What this task involves:
Each of the entries should be retyped precisely as it appears.

Records shown:
==*==

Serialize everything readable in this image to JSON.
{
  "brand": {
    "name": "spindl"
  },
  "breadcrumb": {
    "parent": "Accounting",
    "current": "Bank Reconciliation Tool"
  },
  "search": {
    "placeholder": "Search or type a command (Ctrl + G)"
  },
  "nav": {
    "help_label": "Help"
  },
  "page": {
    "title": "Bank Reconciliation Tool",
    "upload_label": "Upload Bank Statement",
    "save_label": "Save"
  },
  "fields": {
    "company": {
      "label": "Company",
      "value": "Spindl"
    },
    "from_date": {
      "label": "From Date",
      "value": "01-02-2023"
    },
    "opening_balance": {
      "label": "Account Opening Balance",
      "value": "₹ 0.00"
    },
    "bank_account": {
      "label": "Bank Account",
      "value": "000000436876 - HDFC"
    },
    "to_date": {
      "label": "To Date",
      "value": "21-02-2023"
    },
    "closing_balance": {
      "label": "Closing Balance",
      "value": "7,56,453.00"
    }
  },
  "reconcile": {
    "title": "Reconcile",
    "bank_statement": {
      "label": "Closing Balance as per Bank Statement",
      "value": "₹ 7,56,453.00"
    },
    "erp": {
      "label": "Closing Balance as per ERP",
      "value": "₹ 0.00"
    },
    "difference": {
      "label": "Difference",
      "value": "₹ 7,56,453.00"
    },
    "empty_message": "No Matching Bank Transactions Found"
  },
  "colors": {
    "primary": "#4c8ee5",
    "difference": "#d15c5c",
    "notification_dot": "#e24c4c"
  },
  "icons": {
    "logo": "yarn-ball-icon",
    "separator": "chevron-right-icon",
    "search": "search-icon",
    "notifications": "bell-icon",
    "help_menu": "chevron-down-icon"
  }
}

==*==

Written reply:
Serialize everything readable in this image to JSON.
{
  "brand": {
    "name": "spindl"
  },
  "breadcrumb": {
    "parent": "Accounting",
    "current": "Bank Reconciliation Tool"
  },
  "search": {
    "placeholder": "Search or type a command (Ctrl + G)"
  },
  "nav": {
    "help_label": "Help"
  },
  "page": {
    "title": "Bank Reconciliation Tool",
    "upload_label": "Upload Bank Statement",
    "save_label": "Save"
  },
  "fields": {
    "company": {
      "label": "Company",
      "value": "Spindl"
    },
    "from_date": {
      "label": "From Date",
      "value": "01-02-2023"
    },
    "opening_balance": {
      "label": "Account Opening Balance",
      "value": "₹ 0.00"
    },
    "bank_account": {
      "label": "Bank Account",
      "value": "000000436876 - HDFC"
    },
    "to_date": {
      "label": "To Date",
      "value": "21-02-2023"
    },
    "closing_balance": {
      "label": "Closing Balance",
      "value": "7,56,453.00"
    }
  },
  "reconcile": {
    "title": "Reconcile",
    "bank_statement": {
      "label": "Closing Balance as per Bank Statement",
      "value": "₹ 7,56,453.00"
    },
    "erp": {
      "label": "Closing Balance as per ERP",
      "value": "₹ 0.00"
    },
    "difference": {
      "label": "Difference",
      "value": "₹ 7,56,453.00"
    },
    "empty_message": "No Matching Bank Transactions Found"
  },
  "colors": {
    "primary": "#4c8ee5",
    "difference": "#d15c5c",
    "notification_dot": "#e24c4c"
  },
  "icons": {
    "logo": "yarn-ball-icon",
    "separator": "chevron-right-icon",
    "search": "search-icon",
    "notifications": "bell-icon",
    "help_menu": "chevron-down-icon"
  }
}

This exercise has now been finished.